**WHAT YOU SHOULD DO:**
Spot each line that carries the word "LARGE"; copy those lines.

%%

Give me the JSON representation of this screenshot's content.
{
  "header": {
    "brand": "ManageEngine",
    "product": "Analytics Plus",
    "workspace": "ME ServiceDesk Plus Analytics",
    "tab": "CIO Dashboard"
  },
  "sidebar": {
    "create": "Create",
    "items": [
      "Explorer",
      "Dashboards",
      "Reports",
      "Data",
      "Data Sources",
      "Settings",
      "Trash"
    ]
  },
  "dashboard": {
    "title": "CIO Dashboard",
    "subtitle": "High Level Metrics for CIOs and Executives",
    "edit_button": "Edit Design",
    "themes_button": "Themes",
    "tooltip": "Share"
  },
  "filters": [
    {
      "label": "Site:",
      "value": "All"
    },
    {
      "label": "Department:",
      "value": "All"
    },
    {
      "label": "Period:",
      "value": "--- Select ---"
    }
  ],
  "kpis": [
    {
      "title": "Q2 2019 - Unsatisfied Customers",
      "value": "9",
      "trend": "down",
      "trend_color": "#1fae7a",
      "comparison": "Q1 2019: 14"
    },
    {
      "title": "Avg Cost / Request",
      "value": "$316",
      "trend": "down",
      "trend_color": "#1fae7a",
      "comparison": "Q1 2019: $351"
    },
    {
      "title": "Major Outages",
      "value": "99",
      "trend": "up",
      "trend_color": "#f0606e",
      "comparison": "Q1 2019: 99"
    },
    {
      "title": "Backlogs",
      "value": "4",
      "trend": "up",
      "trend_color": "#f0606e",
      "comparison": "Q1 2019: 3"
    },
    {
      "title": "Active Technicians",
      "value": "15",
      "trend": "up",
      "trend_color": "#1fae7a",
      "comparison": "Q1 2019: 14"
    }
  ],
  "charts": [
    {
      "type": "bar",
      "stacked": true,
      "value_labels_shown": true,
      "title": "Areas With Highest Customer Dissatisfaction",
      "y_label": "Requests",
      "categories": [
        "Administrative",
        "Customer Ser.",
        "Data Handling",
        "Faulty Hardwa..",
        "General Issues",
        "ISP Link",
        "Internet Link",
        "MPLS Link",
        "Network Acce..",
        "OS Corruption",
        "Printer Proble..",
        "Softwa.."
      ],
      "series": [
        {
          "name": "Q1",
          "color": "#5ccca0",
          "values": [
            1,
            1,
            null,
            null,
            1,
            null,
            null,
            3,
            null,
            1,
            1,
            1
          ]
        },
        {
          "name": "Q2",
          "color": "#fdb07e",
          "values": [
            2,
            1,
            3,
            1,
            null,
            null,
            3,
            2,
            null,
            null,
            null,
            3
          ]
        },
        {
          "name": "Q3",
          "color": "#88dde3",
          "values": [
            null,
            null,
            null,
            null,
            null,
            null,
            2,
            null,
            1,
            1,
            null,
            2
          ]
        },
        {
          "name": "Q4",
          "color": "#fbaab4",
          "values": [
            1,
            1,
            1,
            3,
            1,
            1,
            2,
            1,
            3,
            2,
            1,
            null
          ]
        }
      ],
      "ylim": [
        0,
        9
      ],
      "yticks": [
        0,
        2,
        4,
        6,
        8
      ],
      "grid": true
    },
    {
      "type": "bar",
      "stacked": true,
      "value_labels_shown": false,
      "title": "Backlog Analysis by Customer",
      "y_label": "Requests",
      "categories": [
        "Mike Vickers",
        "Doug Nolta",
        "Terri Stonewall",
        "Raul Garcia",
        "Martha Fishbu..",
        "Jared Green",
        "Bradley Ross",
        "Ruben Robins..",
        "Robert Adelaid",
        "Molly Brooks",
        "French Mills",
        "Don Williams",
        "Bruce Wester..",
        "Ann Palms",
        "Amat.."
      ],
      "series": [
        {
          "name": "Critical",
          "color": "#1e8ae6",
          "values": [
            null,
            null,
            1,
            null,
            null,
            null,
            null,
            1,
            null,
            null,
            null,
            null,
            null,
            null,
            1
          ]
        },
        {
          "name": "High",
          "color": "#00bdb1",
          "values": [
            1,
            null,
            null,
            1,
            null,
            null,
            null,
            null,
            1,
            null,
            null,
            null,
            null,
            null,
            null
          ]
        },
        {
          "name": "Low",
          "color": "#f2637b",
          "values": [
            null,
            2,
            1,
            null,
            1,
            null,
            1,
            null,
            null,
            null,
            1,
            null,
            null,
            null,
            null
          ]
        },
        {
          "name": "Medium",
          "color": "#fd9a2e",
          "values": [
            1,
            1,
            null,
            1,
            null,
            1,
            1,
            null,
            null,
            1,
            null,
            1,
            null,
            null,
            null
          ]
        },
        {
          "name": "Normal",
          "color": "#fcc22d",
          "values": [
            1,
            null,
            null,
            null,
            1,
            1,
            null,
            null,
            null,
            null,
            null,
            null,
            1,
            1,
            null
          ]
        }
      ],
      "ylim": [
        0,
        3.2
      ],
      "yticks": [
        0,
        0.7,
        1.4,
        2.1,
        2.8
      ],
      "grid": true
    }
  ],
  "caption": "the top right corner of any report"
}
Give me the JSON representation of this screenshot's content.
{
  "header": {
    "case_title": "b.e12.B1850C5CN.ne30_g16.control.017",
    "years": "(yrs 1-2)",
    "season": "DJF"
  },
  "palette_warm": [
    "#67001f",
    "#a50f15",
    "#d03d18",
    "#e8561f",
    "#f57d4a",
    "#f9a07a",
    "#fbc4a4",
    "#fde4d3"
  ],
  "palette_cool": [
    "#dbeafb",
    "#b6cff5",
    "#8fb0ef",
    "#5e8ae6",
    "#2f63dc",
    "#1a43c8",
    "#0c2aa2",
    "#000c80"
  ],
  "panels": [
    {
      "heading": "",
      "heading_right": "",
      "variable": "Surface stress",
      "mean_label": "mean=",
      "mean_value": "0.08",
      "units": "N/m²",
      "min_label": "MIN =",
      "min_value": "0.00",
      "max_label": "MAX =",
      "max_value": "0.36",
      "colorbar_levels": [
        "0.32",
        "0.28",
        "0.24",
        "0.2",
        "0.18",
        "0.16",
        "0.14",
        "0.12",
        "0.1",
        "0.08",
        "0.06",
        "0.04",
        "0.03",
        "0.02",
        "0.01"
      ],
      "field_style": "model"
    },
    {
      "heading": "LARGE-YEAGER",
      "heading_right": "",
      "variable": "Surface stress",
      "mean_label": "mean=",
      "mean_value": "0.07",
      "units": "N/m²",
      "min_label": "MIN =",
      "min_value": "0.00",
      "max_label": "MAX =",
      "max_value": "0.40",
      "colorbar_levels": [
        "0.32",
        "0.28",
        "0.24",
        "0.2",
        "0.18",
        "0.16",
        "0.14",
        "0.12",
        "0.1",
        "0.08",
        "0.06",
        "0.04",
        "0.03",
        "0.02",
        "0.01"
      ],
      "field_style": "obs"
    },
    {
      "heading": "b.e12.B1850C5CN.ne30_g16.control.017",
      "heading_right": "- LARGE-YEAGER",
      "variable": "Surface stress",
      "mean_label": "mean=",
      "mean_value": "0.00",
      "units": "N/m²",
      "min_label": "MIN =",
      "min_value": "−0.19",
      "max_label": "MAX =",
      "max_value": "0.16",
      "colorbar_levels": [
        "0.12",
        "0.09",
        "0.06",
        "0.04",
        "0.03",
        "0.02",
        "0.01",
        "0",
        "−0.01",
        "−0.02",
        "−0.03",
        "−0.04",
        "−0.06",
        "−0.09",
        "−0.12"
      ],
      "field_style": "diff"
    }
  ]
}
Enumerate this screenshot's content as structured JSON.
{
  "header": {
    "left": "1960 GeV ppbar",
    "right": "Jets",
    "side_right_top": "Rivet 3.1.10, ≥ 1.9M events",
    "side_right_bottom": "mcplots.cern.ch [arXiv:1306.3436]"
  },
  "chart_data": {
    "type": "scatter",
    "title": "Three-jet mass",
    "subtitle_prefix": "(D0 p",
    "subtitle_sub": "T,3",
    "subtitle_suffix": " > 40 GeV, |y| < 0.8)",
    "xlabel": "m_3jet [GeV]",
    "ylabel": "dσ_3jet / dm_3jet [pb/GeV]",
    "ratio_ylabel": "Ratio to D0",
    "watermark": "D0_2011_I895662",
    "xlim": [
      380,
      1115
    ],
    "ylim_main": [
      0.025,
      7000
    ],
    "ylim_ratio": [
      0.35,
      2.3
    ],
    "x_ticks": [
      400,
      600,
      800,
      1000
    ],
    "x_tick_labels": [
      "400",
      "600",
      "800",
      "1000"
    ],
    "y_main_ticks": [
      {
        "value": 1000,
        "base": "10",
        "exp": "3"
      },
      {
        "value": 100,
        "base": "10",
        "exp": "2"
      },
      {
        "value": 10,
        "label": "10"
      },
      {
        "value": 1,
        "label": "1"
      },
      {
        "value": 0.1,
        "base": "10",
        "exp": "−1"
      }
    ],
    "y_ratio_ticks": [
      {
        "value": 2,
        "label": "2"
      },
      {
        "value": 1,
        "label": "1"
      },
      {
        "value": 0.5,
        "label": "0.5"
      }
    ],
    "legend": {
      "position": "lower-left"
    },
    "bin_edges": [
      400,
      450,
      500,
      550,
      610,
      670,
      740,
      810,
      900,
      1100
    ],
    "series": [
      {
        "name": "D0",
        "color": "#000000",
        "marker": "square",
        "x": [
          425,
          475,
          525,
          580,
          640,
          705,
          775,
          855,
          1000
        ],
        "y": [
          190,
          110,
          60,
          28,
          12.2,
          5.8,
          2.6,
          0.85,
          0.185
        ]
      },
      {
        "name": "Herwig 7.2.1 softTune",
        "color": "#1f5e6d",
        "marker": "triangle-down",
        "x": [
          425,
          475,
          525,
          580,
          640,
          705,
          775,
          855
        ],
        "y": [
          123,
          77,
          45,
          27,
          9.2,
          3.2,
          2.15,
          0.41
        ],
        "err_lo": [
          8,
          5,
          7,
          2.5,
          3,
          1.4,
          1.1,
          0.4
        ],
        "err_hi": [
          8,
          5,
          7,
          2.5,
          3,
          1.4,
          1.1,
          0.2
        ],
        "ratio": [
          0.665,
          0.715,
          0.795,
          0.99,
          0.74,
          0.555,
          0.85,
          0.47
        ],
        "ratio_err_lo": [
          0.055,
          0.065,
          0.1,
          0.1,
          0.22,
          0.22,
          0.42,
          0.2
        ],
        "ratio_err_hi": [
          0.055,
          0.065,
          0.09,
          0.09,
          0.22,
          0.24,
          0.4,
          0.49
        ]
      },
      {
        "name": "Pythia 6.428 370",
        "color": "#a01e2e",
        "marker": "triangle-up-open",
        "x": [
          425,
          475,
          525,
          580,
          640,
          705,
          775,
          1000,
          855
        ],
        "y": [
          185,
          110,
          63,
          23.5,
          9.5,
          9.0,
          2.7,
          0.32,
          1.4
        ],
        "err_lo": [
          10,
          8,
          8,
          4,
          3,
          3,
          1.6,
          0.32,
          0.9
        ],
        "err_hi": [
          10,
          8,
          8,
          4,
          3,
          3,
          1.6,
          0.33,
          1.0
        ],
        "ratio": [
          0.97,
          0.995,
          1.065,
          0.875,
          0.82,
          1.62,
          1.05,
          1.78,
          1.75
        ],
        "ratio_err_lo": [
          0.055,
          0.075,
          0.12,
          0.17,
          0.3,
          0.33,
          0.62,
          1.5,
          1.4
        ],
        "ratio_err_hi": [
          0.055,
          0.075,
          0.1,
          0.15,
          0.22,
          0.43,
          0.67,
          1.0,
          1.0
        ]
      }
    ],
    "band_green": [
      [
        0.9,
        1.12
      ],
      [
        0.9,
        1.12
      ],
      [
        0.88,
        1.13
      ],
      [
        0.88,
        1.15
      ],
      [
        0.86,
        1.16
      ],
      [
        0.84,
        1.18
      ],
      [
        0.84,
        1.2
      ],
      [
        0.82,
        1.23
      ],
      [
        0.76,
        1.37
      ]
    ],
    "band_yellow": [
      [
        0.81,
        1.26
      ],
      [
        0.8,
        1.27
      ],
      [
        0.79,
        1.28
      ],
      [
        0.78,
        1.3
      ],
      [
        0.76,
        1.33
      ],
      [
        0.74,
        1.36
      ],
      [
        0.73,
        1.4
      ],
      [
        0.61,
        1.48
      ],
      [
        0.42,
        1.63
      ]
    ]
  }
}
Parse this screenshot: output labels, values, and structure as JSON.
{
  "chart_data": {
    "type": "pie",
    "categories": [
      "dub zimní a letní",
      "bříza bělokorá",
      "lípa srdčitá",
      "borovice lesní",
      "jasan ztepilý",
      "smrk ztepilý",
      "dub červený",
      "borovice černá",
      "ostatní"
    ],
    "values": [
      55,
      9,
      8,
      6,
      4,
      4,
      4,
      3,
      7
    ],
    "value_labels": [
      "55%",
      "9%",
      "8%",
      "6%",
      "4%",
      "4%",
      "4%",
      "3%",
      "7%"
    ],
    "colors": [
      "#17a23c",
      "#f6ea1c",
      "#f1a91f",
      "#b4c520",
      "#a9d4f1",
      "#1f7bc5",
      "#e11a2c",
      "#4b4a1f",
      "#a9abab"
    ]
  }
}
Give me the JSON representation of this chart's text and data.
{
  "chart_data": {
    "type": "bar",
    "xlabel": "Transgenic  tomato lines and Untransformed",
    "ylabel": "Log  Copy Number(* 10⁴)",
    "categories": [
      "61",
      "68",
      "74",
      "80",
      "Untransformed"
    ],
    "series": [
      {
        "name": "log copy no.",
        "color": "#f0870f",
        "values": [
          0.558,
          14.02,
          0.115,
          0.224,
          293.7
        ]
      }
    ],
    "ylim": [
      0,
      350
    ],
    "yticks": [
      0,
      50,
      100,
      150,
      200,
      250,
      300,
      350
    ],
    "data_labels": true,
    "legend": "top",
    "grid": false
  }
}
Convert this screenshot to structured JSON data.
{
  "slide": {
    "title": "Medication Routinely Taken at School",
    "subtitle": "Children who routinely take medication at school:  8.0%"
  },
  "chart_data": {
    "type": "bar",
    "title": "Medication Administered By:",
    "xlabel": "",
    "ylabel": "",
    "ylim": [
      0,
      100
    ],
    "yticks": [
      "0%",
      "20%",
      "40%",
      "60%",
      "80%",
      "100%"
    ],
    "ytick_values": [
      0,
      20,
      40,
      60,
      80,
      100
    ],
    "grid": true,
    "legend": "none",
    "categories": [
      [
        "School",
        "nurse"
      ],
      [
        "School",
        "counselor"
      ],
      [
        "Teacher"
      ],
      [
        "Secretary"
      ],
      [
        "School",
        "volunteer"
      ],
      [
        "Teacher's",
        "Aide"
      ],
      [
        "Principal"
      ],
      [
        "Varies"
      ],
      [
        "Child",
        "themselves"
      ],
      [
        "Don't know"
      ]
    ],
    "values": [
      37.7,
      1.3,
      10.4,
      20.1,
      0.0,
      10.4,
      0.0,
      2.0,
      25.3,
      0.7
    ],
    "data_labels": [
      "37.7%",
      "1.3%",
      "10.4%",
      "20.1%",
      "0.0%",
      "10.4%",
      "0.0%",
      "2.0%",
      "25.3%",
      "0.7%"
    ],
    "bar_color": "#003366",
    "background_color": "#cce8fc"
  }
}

%%

**OUTPUT:**
      "heading": "LARGE-YEAGER",
      "heading_right": "- LARGE-YEAGER",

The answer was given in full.